━━━━━ MATERIAL FOR THIS TASK
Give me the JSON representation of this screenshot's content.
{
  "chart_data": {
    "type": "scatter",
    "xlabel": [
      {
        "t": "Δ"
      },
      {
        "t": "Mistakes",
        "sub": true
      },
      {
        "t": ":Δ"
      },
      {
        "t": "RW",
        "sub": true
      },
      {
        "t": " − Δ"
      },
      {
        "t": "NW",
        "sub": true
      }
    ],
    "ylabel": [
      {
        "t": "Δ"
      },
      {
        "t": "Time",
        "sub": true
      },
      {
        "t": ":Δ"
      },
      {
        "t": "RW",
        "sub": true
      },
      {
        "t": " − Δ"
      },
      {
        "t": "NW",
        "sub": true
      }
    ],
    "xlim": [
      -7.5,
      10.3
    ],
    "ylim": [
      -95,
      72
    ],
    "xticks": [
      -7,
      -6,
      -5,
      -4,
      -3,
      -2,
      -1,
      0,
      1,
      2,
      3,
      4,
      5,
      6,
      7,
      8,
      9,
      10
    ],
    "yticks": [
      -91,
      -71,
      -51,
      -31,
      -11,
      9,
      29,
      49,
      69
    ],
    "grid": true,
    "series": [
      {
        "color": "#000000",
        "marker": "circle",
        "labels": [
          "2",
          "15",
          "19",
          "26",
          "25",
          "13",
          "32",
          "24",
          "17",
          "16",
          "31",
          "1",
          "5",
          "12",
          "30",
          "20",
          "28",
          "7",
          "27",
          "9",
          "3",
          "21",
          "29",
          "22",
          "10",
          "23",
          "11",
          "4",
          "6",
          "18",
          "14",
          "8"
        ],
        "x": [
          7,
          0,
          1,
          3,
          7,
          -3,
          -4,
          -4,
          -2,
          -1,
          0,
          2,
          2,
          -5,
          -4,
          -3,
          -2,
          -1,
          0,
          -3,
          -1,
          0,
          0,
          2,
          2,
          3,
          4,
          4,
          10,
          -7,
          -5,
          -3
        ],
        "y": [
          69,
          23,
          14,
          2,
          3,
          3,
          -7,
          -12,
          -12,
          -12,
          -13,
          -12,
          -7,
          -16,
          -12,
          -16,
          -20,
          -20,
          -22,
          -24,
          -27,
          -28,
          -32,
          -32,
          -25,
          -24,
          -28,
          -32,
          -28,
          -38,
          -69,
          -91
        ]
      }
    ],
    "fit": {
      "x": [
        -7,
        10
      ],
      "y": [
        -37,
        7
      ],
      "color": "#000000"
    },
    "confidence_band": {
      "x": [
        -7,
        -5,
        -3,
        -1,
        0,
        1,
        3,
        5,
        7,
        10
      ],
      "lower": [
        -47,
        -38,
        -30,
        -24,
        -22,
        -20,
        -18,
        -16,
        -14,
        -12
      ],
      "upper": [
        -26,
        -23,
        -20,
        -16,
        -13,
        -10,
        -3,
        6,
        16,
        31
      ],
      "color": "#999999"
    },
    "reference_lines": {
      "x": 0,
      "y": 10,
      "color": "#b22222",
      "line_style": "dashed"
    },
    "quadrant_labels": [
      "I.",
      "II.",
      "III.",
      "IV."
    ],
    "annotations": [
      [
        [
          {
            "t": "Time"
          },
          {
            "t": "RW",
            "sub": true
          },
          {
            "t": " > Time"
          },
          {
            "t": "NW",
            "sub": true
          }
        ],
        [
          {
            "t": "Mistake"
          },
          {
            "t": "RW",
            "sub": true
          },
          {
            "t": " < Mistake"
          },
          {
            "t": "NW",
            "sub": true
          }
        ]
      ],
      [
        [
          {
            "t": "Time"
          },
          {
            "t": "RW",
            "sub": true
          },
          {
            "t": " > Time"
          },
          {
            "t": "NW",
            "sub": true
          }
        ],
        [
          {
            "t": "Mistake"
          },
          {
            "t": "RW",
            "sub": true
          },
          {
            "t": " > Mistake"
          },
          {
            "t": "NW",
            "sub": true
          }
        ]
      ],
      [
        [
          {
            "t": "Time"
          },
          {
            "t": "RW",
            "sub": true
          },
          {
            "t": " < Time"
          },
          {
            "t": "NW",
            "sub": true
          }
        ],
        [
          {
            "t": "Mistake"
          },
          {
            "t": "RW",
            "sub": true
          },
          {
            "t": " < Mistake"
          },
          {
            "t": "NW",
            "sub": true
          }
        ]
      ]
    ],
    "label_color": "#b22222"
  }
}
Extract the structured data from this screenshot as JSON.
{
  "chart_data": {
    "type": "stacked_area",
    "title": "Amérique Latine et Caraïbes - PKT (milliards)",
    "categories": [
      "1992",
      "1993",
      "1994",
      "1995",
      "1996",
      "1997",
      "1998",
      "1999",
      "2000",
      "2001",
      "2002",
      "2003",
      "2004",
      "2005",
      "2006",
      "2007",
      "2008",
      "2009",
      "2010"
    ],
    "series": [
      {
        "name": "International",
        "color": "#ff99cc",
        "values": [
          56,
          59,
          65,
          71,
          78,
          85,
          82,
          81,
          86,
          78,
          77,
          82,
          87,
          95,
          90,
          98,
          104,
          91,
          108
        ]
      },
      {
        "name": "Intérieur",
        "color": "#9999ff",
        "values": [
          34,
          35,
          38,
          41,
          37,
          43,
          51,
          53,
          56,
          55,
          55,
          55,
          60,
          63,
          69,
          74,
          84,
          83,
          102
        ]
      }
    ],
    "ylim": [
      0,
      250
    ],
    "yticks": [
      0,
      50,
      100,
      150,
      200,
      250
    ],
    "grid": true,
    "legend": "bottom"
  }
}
━━━━━━━━━━
• YOUR TASK: Above are some records; repeat all of them exactly.

• THE RESPONSE:
Give me the JSON representation of this screenshot's content.
{
  "chart_data": {
    "type": "scatter",
    "xlabel": [
      {
        "t": "Δ"
      },
      {
        "t": "Mistakes",
        "sub": true
      },
      {
        "t": ":Δ"
      },
      {
        "t": "RW",
        "sub": true
      },
      {
        "t": " − Δ"
      },
      {
        "t": "NW",
        "sub": true
      }
    ],
    "ylabel": [
      {
        "t": "Δ"
      },
      {
        "t": "Time",
        "sub": true
      },
      {
        "t": ":Δ"
      },
      {
        "t": "RW",
        "sub": true
      },
      {
        "t": " − Δ"
      },
      {
        "t": "NW",
        "sub": true
      }
    ],
    "xlim": [
      -7.5,
      10.3
    ],
    "ylim": [
      -95,
      72
    ],
    "xticks": [
      -7,
      -6,
      -5,
      -4,
      -3,
      -2,
      -1,
      0,
      1,
      2,
      3,
      4,
      5,
      6,
      7,
      8,
      9,
      10
    ],
    "yticks": [
      -91,
      -71,
      -51,
      -31,
      -11,
      9,
      29,
      49,
      69
    ],
    "grid": true,
    "series": [
      {
        "color": "#000000",
        "marker": "circle",
        "labels": [
          "2",
          "15",
          "19",
          "26",
          "25",
          "13",
          "32",
          "24",
          "17",
          "16",
          "31",
          "1",
          "5",
          "12",
          "30",
          "20",
          "28",
          "7",
          "27",
          "9",
          "3",
          "21",
          "29",
          "22",
          "10",
          "23",
          "11",
          "4",
          "6",
          "18",
          "14",
          "8"
        ],
        "x": [
          7,
          0,
          1,
          3,
          7,
          -3,
          -4,
          -4,
          -2,
          -1,
          0,
          2,
          2,
          -5,
          -4,
          -3,
          -2,
          -1,
          0,
          -3,
          -1,
          0,
          0,
          2,
          2,
          3,
          4,
          4,
          10,
          -7,
          -5,
          -3
        ],
        "y": [
          69,
          23,
          14,
          2,
          3,
          3,
          -7,
          -12,
          -12,
          -12,
          -13,
          -12,
          -7,
          -16,
          -12,
          -16,
          -20,
          -20,
          -22,
          -24,
          -27,
          -28,
          -32,
          -32,
          -25,
          -24,
          -28,
          -32,
          -28,
          -38,
          -69,
          -91
        ]
      }
    ],
    "fit": {
      "x": [
        -7,
        10
      ],
      "y": [
        -37,
        7
      ],
      "color": "#000000"
    },
    "confidence_band": {
      "x": [
        -7,
        -5,
        -3,
        -1,
        0,
        1,
        3,
        5,
        7,
        10
      ],
      "lower": [
        -47,
        -38,
        -30,
        -24,
        -22,
        -20,
        -18,
        -16,
        -14,
        -12
      ],
      "upper": [
        -26,
        -23,
        -20,
        -16,
        -13,
        -10,
        -3,
        6,
        16,
        31
      ],
      "color": "#999999"
    },
    "reference_lines": {
      "x": 0,
      "y": 10,
      "color": "#b22222",
      "line_style": "dashed"
    },
    "quadrant_labels": [
      "I.",
      "II.",
      "III.",
      "IV."
    ],
    "annotations": [
      [
        [
          {
            "t": "Time"
          },
          {
            "t": "RW",
            "sub": true
          },
          {
            "t": " > Time"
          },
          {
            "t": "NW",
            "sub": true
          }
        ],
        [
          {
            "t": "Mistake"
          },
          {
            "t": "RW",
            "sub": true
          },
          {
            "t": " < Mistake"
          },
          {
            "t": "NW",
            "sub": true
          }
        ]
      ],
      [
        [
          {
            "t": "Time"
          },
          {
            "t": "RW",
            "sub": true
          },
          {
            "t": " > Time"
          },
          {
            "t": "NW",
            "sub": true
          }
        ],
        [
          {
            "t": "Mistake"
          },
          {
            "t": "RW",
            "sub": true
          },
          {
            "t": " > Mistake"
          },
          {
            "t": "NW",
            "sub": true
          }
        ]
      ],
      [
        [
          {
            "t": "Time"
          },
          {
            "t": "RW",
            "sub": true
          },
          {
            "t": " < Time"
          },
          {
            "t": "NW",
            "sub": true
          }
        ],
        [
          {
            "t": "Mistake"
          },
          {
            "t": "RW",
            "sub": true
          },
          {
            "t": " < Mistake"
          },
          {
            "t": "NW",
            "sub": true
          }
        ]
      ]
    ],
    "label_color": "#b22222"
  }
}
Extract the structured data from this screenshot as JSON.
{
  "chart_data": {
    "type": "stacked_area",
    "title": "Amérique Latine et Caraïbes - PKT (milliards)",
    "categories": [
      "1992",
      "1993",
      "1994",
      "1995",
      "1996",
      "1997",
      "1998",
      "1999",
      "2000",
      "2001",
      "2002",
      "2003",
      "2004",
      "2005",
      "2006",
      "2007",
      "2008",
      "2009",
      "2010"
    ],
    "series": [
      {
        "name": "International",
        "color": "#ff99cc",
        "values": [
          56,
          59,
          65,
          71,
          78,
          85,
          82,
          81,
          86,
          78,
          77,
          82,
          87,
          95,
          90,
          98,
          104,
          91,
          108
        ]
      },
      {
        "name": "Intérieur",
        "color": "#9999ff",
        "values": [
          34,
          35,
          38,
          41,
          37,
          43,
          51,
          53,
          56,
          55,
          55,
          55,
          60,
          63,
          69,
          74,
          84,
          83,
          102
        ]
      }
    ],
    "ylim": [
      0,
      250
    ],
    "yticks": [
      0,
      50,
      100,
      150,
      200,
      250
    ],
    "grid": true,
    "legend": "bottom"
  }
}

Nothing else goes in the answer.